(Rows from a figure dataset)
= = = = =

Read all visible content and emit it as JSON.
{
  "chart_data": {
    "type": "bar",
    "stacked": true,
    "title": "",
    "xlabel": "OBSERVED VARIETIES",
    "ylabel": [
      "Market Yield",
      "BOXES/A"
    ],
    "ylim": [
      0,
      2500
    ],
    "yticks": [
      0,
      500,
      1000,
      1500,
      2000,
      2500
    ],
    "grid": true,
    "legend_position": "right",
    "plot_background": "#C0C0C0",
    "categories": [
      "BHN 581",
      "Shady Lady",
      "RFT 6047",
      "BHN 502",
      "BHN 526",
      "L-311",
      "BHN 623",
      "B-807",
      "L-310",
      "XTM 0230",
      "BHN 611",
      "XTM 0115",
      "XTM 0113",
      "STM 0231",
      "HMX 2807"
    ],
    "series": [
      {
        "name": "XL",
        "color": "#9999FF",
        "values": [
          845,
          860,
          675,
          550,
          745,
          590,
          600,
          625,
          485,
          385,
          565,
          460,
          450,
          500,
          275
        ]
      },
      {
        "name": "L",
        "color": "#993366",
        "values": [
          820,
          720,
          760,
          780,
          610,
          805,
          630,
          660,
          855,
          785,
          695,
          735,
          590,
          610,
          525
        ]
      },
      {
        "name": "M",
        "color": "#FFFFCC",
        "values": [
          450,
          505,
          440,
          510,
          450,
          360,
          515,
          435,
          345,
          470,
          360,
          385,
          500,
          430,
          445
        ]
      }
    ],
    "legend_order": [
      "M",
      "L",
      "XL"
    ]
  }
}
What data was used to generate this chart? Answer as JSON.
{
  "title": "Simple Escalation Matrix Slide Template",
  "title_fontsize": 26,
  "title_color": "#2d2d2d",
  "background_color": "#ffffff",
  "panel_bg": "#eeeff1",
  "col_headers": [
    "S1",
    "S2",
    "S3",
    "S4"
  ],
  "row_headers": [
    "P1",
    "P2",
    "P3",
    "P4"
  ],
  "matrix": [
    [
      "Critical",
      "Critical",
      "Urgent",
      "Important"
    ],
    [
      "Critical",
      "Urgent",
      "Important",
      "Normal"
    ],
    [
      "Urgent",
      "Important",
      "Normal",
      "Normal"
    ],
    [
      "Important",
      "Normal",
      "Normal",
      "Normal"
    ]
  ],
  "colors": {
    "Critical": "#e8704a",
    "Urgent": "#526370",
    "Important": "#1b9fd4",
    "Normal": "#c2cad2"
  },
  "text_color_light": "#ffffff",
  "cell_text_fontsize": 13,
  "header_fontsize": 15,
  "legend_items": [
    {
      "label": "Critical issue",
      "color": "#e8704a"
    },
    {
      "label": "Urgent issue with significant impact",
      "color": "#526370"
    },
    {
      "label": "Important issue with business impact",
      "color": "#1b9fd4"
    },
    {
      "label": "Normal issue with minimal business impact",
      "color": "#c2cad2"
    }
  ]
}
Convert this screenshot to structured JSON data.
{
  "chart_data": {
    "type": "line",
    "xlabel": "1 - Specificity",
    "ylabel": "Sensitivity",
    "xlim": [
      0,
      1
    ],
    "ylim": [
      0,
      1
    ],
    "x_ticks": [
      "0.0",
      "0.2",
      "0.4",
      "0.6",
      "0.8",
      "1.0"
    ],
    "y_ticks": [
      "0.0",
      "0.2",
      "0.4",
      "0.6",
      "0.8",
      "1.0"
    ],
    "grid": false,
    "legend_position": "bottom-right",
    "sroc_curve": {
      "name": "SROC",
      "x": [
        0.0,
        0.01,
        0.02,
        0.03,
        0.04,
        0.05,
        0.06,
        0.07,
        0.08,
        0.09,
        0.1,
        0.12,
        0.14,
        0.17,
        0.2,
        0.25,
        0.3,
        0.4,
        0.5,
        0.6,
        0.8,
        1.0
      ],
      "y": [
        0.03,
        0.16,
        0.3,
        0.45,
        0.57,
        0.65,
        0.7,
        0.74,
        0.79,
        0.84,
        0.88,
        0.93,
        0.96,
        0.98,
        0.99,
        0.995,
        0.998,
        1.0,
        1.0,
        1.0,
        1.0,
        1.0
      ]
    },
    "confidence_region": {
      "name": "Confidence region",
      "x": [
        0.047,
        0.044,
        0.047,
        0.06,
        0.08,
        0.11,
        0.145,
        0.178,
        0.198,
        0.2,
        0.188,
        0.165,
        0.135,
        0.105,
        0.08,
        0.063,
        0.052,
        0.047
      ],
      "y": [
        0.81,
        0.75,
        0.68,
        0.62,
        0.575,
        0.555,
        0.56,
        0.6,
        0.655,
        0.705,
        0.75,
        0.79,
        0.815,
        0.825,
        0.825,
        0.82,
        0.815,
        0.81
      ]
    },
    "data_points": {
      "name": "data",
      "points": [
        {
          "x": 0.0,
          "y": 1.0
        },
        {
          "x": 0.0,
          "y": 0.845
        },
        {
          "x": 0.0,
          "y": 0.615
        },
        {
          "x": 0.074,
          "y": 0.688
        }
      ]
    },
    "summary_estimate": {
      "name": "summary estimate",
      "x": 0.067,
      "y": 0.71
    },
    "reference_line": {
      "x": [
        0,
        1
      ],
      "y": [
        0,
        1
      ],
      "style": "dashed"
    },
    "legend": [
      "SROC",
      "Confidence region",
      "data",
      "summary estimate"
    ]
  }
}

= = = = =

__STATED EXERCISE__: The records above must be repeated exactly, every one of them.

__REPLY__:
Read all visible content and emit it as JSON.
{
  "chart_data": {
    "type": "bar",
    "stacked": true,
    "title": "",
    "xlabel": "OBSERVED VARIETIES",
    "ylabel": [
      "Market Yield",
      "BOXES/A"
    ],
    "ylim": [
      0,
      2500
    ],
    "yticks": [
      0,
      500,
      1000,
      1500,
      2000,
      2500
    ],
    "grid": true,
    "legend_position": "right",
    "plot_background": "#C0C0C0",
    "categories": [
      "BHN 581",
      "Shady Lady",
      "RFT 6047",
      "BHN 502",
      "BHN 526",
      "L-311",
      "BHN 623",
      "B-807",
      "L-310",
      "XTM 0230",
      "BHN 611",
      "XTM 0115",
      "XTM 0113",
      "STM 0231",
      "HMX 2807"
    ],
    "series": [
      {
        "name": "XL",
        "color": "#9999FF",
        "values": [
          845,
          860,
          675,
          550,
          745,
          590,
          600,
          625,
          485,
          385,
          565,
          460,
          450,
          500,
          275
        ]
      },
      {
        "name": "L",
        "color": "#993366",
        "values": [
          820,
          720,
          760,
          780,
          610,
          805,
          630,
          660,
          855,
          785,
          695,
          735,
          590,
          610,
          525
        ]
      },
      {
        "name": "M",
        "color": "#FFFFCC",
        "values": [
          450,
          505,
          440,
          510,
          450,
          360,
          515,
          435,
          345,
          470,
          360,
          385,
          500,
          430,
          445
        ]
      }
    ],
    "legend_order": [
      "M",
      "L",
      "XL"
    ]
  }
}
What data was used to generate this chart? Answer as JSON.
{
  "title": "Simple Escalation Matrix Slide Template",
  "title_fontsize": 26,
  "title_color": "#2d2d2d",
  "background_color": "#ffffff",
  "panel_bg": "#eeeff1",
  "col_headers": [
    "S1",
    "S2",
    "S3",
    "S4"
  ],
  "row_headers": [
    "P1",
    "P2",
    "P3",
    "P4"
  ],
  "matrix": [
    [
      "Critical",
      "Critical",
      "Urgent",
      "Important"
    ],
    [
      "Critical",
      "Urgent",
      "Important",
      "Normal"
    ],
    [
      "Urgent",
      "Important",
      "Normal",
      "Normal"
    ],
    [
      "Important",
      "Normal",
      "Normal",
      "Normal"
    ]
  ],
  "colors": {
    "Critical": "#e8704a",
    "Urgent": "#526370",
    "Important": "#1b9fd4",
    "Normal": "#c2cad2"
  },
  "text_color_light": "#ffffff",
  "cell_text_fontsize": 13,
  "header_fontsize": 15,
  "legend_items": [
    {
      "label": "Critical issue",
      "color": "#e8704a"
    },
    {
      "label": "Urgent issue with significant impact",
      "color": "#526370"
    },
    {
      "label": "Important issue with business impact",
      "color": "#1b9fd4"
    },
    {
      "label": "Normal issue with minimal business impact",
      "color": "#c2cad2"
    }
  ]
}
Convert this screenshot to structured JSON data.
{
  "chart_data": {
    "type": "line",
    "xlabel": "1 - Specificity",
    "ylabel": "Sensitivity",
    "xlim": [
      0,
      1
    ],
    "ylim": [
      0,
      1
    ],
    "x_ticks": [
      "0.0",
      "0.2",
      "0.4",
      "0.6",
      "0.8",
      "1.0"
    ],
    "y_ticks": [
      "0.0",
      "0.2",
      "0.4",
      "0.6",
      "0.8",
      "1.0"
    ],
    "grid": false,
    "legend_position": "bottom-right",
    "sroc_curve": {
      "name": "SROC",
      "x": [
        0.0,
        0.01,
        0.02,
        0.03,
        0.04,
        0.05,
        0.06,
        0.07,
        0.08,
        0.09,
        0.1,
        0.12,
        0.14,
        0.17,
        0.2,
        0.25,
        0.3,
        0.4,
        0.5,
        0.6,
        0.8,
        1.0
      ],
      "y": [
        0.03,
        0.16,
        0.3,
        0.45,
        0.57,
        0.65,
        0.7,
        0.74,
        0.79,
        0.84,
        0.88,
        0.93,
        0.96,
        0.98,
        0.99,
        0.995,
        0.998,
        1.0,
        1.0,
        1.0,
        1.0,
        1.0
      ]
    },
    "confidence_region": {
      "name": "Confidence region",
      "x": [
        0.047,
        0.044,
        0.047,
        0.06,
        0.08,
        0.11,
        0.145,
        0.178,
        0.198,
        0.2,
        0.188,
        0.165,
        0.135,
        0.105,
        0.08,
        0.063,
        0.052,
        0.047
      ],
      "y": [
        0.81,
        0.75,
        0.68,
        0.62,
        0.575,
        0.555,
        0.56,
        0.6,
        0.655,
        0.705,
        0.75,
        0.79,
        0.815,
        0.825,
        0.825,
        0.82,
        0.815,
        0.81
      ]
    },
    "data_points": {
      "name": "data",
      "points": [
        {
          "x": 0.0,
          "y": 1.0
        },
        {
          "x": 0.0,
          "y": 0.845
        },
        {
          "x": 0.0,
          "y": 0.615
        },
        {
          "x": 0.074,
          "y": 0.688
        }
      ]
    },
    "summary_estimate": {
      "name": "summary estimate",
      "x": 0.067,
      "y": 0.71
    },
    "reference_line": {
      "x": [
        0,
        1
      ],
      "y": [
        0,
        1
      ],
      "style": "dashed"
    },
    "legend": [
      "SROC",
      "Confidence region",
      "data",
      "summary estimate"
    ]
  }
}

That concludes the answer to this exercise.